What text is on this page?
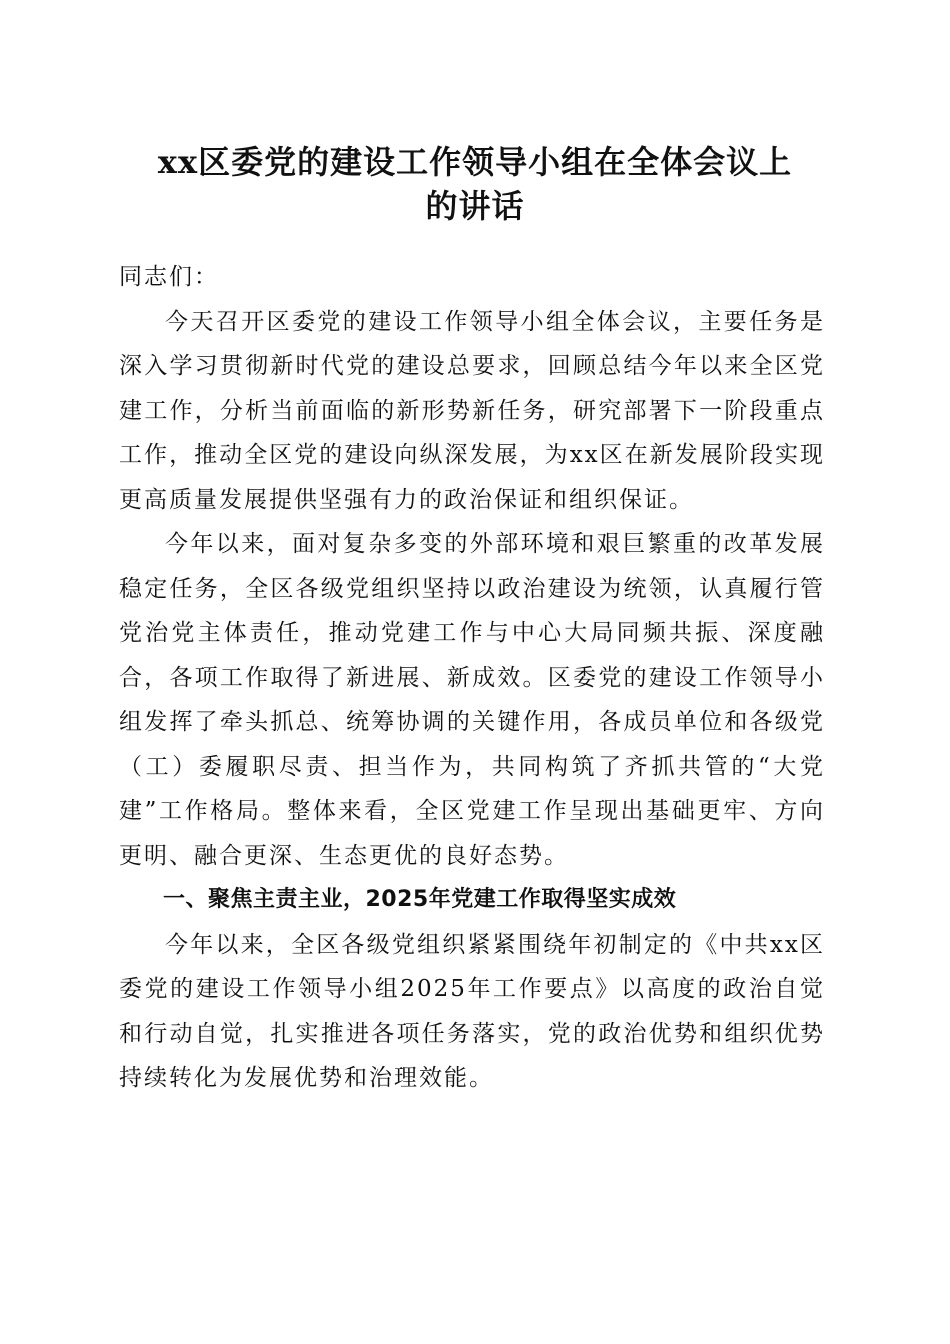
xx区委党的建设工作领导小组在全体会议上
的讲话

同志们：

今天召开区委党的建设工作领导小组全体会议，主要任务是深入学习贯彻新时代党的建设总要求，回顾总结今年以来全区党建工作，分析当前面临的新形势新任务，研究部署下一阶段重点工作，推动全区党的建设向纵深发展，为xx区在新发展阶段实现更高质量发展提供坚强有力的政治保证和组织保证。

今年以来，面对复杂多变的外部环境和艰巨繁重的改革发展稳定任务，全区各级党组织坚持以政治建设为统领，认真履行管党治党主体责任，推动党建工作与中心大局同频共振、深度融合，各项工作取得了新进展、新成效。区委党的建设工作领导小组发挥了牵头抓总、统筹协调的关键作用，各成员单位和各级党（工）委履职尽责、担当作为，共同构筑了齐抓共管的“大党建”工作格局。整体来看，全区党建工作呈现出基础更牢、方向更明、融合更深、生态更优的良好态势。

一、聚焦主责主业，2025年党建工作取得坚实成效

今年以来，全区各级党组织紧紧围绕年初制定的《中共xx区委党的建设工作领导小组2025年工作要点》以高度的政治自觉和行动自觉，扎实推进各项任务落实，党的政治优势和组织优势持续转化为发展优势和治理效能。
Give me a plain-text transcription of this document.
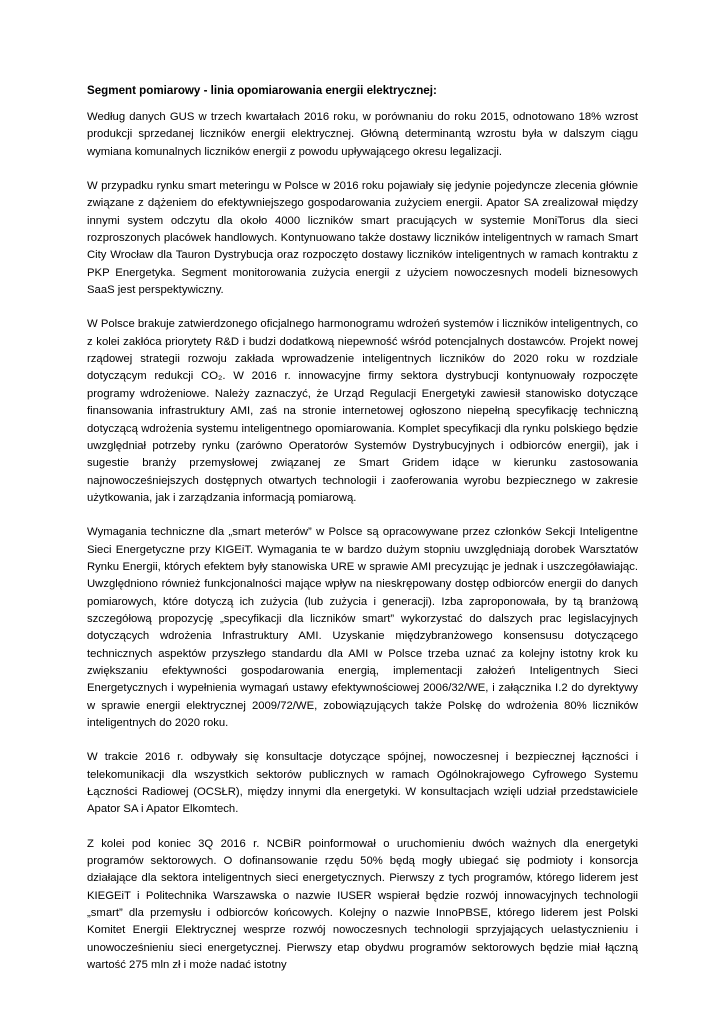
Segment pomiarowy - linia opomiarowania energii elektrycznej:

Według danych GUS w trzech kwartałach 2016 roku, w porównaniu do roku 2015, odnotowano 18% wzrost produkcji sprzedanej liczników energii elektrycznej. Główną determinantą wzrostu była w dalszym ciągu wymiana komunalnych liczników energii z powodu upływającego okresu legalizacji.

W przypadku rynku smart meteringu w Polsce w 2016 roku pojawiały się jedynie pojedyncze zlecenia głównie związane z dążeniem do efektywniejszego gospodarowania zużyciem energii. Apator SA zrealizował między innymi system odczytu dla około 4000 liczników smart pracujących w systemie MoniTorus dla sieci rozproszonych placówek handlowych. Kontynuowano także dostawy liczników inteligentnych w ramach Smart City Wrocław dla Tauron Dystrybucja oraz rozpoczęto dostawy liczników inteligentnych w ramach kontraktu z PKP Energetyka. Segment monitorowania zużycia energii z użyciem nowoczesnych modeli biznesowych SaaS jest perspektywiczny.

W Polsce brakuje zatwierdzonego oficjalnego harmonogramu wdrożeń systemów i liczników inteligentnych, co z kolei zakłóca priorytety R&D i budzi dodatkową niepewność wśród potencjalnych dostawców. Projekt nowej rządowej strategii rozwoju zakłada wprowadzenie inteligentnych liczników do 2020 roku w rozdziale dotyczącym redukcji CO₂. W 2016 r. innowacyjne firmy sektora dystrybucji kontynuowały rozpoczęte programy wdrożeniowe. Należy zaznaczyć, że Urząd Regulacji Energetyki zawiesił stanowisko dotyczące finansowania infrastruktury AMI, zaś na stronie internetowej ogłoszono niepełną specyfikację techniczną dotyczącą wdrożenia systemu inteligentnego opomiarowania. Komplet specyfikacji dla rynku polskiego będzie uwzględniał potrzeby rynku (zarówno Operatorów Systemów Dystrybucyjnych i odbiorców energii), jak i sugestie branży przemysłowej związanej ze Smart Gridem idące w kierunku zastosowania najnowocześniejszych dostępnych otwartych technologii i zaoferowania wyrobu bezpiecznego w zakresie użytkowania, jak i zarządzania informacją pomiarową.

Wymagania techniczne dla „smart meterów” w Polsce są opracowywane przez członków Sekcji Inteligentne Sieci Energetyczne przy KIGEiT. Wymagania te w bardzo dużym stopniu uwzględniają dorobek Warsztatów Rynku Energii, których efektem były stanowiska URE w sprawie AMI precyzując je jednak i uszczegóławiając. Uwzględniono również funkcjonalności mające wpływ na nieskrępowany dostęp odbiorców energii do danych pomiarowych, które dotyczą ich zużycia (lub zużycia i generacji). Izba zaproponowała, by tą branżową szczegółową propozycję „specyfikacji dla liczników smart” wykorzystać do dalszych prac legislacyjnych dotyczących wdrożenia Infrastruktury AMI. Uzyskanie międzybranżowego konsensusu dotyczącego technicznych aspektów przyszłego standardu dla AMI w Polsce trzeba uznać za kolejny istotny krok ku zwiększaniu efektywności gospodarowania energią, implementacji założeń Inteligentnych Sieci Energetycznych i wypełnienia wymagań ustawy efektywnościowej 2006/32/WE, i załącznika I.2 do dyrektywy w sprawie energii elektrycznej 2009/72/WE, zobowiązujących także Polskę do wdrożenia 80% liczników inteligentnych do 2020 roku.

W trakcie 2016 r. odbywały się konsultacje dotyczące spójnej, nowoczesnej i bezpiecznej łączności i telekomunikacji dla wszystkich sektorów publicznych w ramach Ogólnokrajowego Cyfrowego Systemu Łączności Radiowej (OCSŁR), między innymi dla energetyki. W konsultacjach wzięli udział przedstawiciele Apator SA i Apator Elkomtech.

Z kolei pod koniec 3Q 2016 r. NCBiR poinformował o uruchomieniu dwóch ważnych dla energetyki programów sektorowych. O dofinansowanie rzędu 50% będą mogły ubiegać się podmioty i konsorcja działające dla sektora inteligentnych sieci energetycznych. Pierwszy z tych programów, którego liderem jest KIEGEiT i Politechnika Warszawska o nazwie IUSER wspierał będzie rozwój innowacyjnych technologii „smart” dla przemysłu i odbiorców końcowych. Kolejny o nazwie InnoPBSE, którego liderem jest Polski Komitet Energii Elektrycznej wesprze rozwój nowoczesnych technologii sprzyjających uelastycznieniu i unowocześnieniu sieci energetycznej. Pierwszy etap obydwu programów sektorowych będzie miał łączną wartość 275 mln zł i może nadać istotny
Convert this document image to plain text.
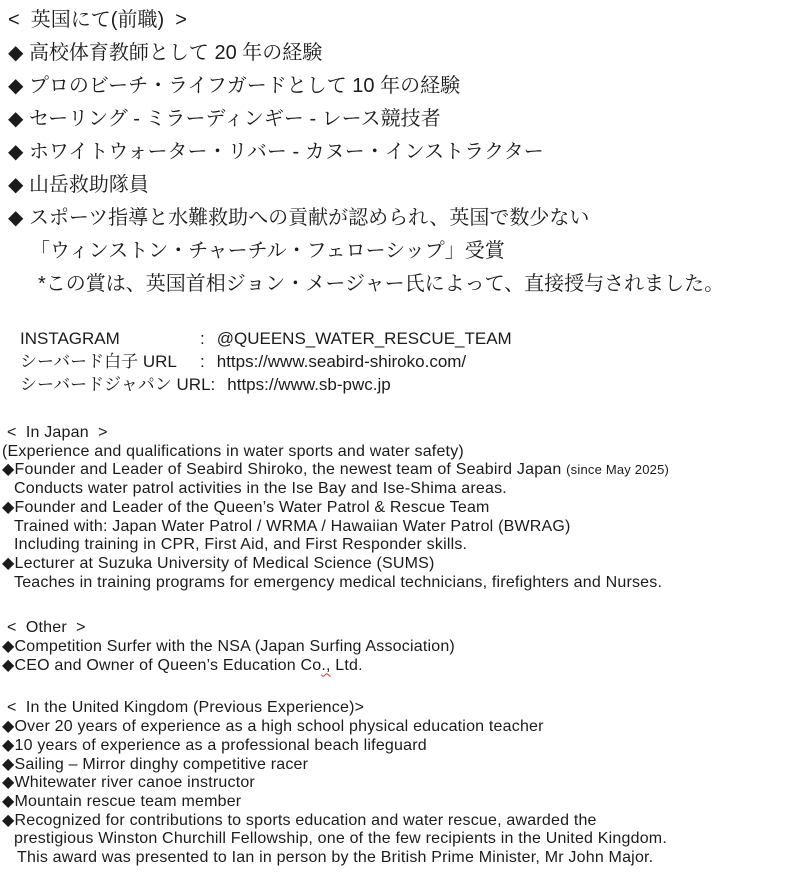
<  英国にて(前職)  >
◆ 高校体育教師として 20 年の経験
◆ プロのビーチ・ライフガードとして 10 年の経験
◆ セーリング - ミラーディンギー - レース競技者
◆ ホワイトウォーター・リバー - カヌー・インストラクター
◆ 山岳救助隊員
◆ スポーツ指導と水難救助への貢献が認められ、英国で数少ない
「ウィンストン・チャーチル・フェローシップ」受賞
*この賞は、英国首相ジョン・メージャー氏によって、直接授与されました。
INSTAGRAM	: @QUEENS_WATER_RESCUE_TEAM
シーバード白子 URL	: https://www.seabird-shiroko.com/
シーバードジャパン URL : https://www.sb-pwc.jp
<  In Japan  >
(Experience and qualifications in water sports and water safety)
◆Founder and Leader of Seabird Shiroko, the newest team of Seabird Japan (since May 2025)
Conducts water patrol activities in the Ise Bay and Ise-Shima areas.
◆Founder and Leader of the Queen’s Water Patrol & Rescue Team
Trained with: Japan Water Patrol / WRMA / Hawaiian Water Patrol (BWRAG)
Including training in CPR, First Aid, and First Responder skills.
◆Lecturer at Suzuka University of Medical Science (SUMS)
Teaches in training programs for emergency medical technicians, firefighters and Nurses.
<  Other  >
◆Competition Surfer with the NSA (Japan Surfing Association)
◆CEO and Owner of Queen’s Education Co., Ltd.
<  In the United Kingdom (Previous Experience)>
◆Over 20 years of experience as a high school physical education teacher
◆10 years of experience as a professional beach lifeguard
◆Sailing – Mirror dinghy competitive racer
◆Whitewater river canoe instructor
◆Mountain rescue team member
◆Recognized for contributions to sports education and water rescue, awarded the
prestigious Winston Churchill Fellowship, one of the few recipients in the United Kingdom.
This award was presented to Ian in person by the British Prime Minister, Mr John Major.
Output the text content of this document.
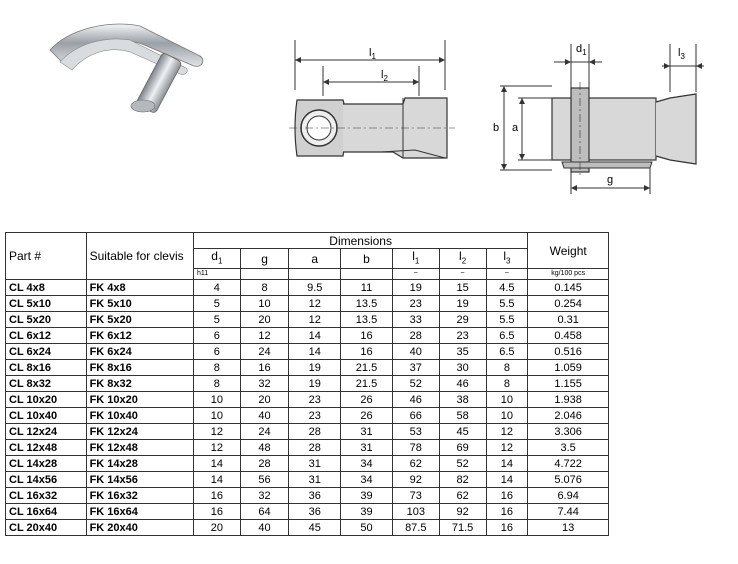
$l_1$
$l_2$
$d_1$	$l_3$
b a
g
Part #	Suitable for clevis	Dimensions							Weight
		$d_1$	g	a	b	$l_1$	$l_2$	$l_3$
		h11				~	~	~	kg/100 pcs
CL 4x8	FK 4x8	4	8	9.5	11	19	15	4.5	0.145
CL 5x10	FK 5x10	5	10	12	13.5	23	19	5.5	0.254
CL 5x20	FK 5x20	5	20	12	13.5	33	29	5.5	0.31
CL 6x12	FK 6x12	6	12	14	16	28	23	6.5	0.458
CL 6x24	FK 6x24	6	24	14	16	40	35	6.5	0.516
CL 8x16	FK 8x16	8	16	19	21.5	37	30	8	1.059
CL 8x32	FK 8x32	8	32	19	21.5	52	46	8	1.155
CL 10x20	FK 10x20	10	20	23	26	46	38	10	1.938
CL 10x40	FK 10x40	10	40	23	26	66	58	10	2.046
CL 12x24	FK 12x24	12	24	28	31	53	45	12	3.306
CL 12x48	FK 12x48	12	48	28	31	78	69	12	3.5
CL 14x28	FK 14x28	14	28	31	34	62	52	14	4.722
CL 14x56	FK 14x56	14	56	31	34	92	82	14	5.076
CL 16x32	FK 16x32	16	32	36	39	73	62	16	6.94
CL 16x64	FK 16x64	16	64	36	39	103	92	16	7.44
CL 20x40	FK 20x40	20	40	45	50	87.5	71.5	16	13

**What the exercise asks:** Using the entries above, state how many lines include the word "technologii", with no other words.

**Full answer:** 2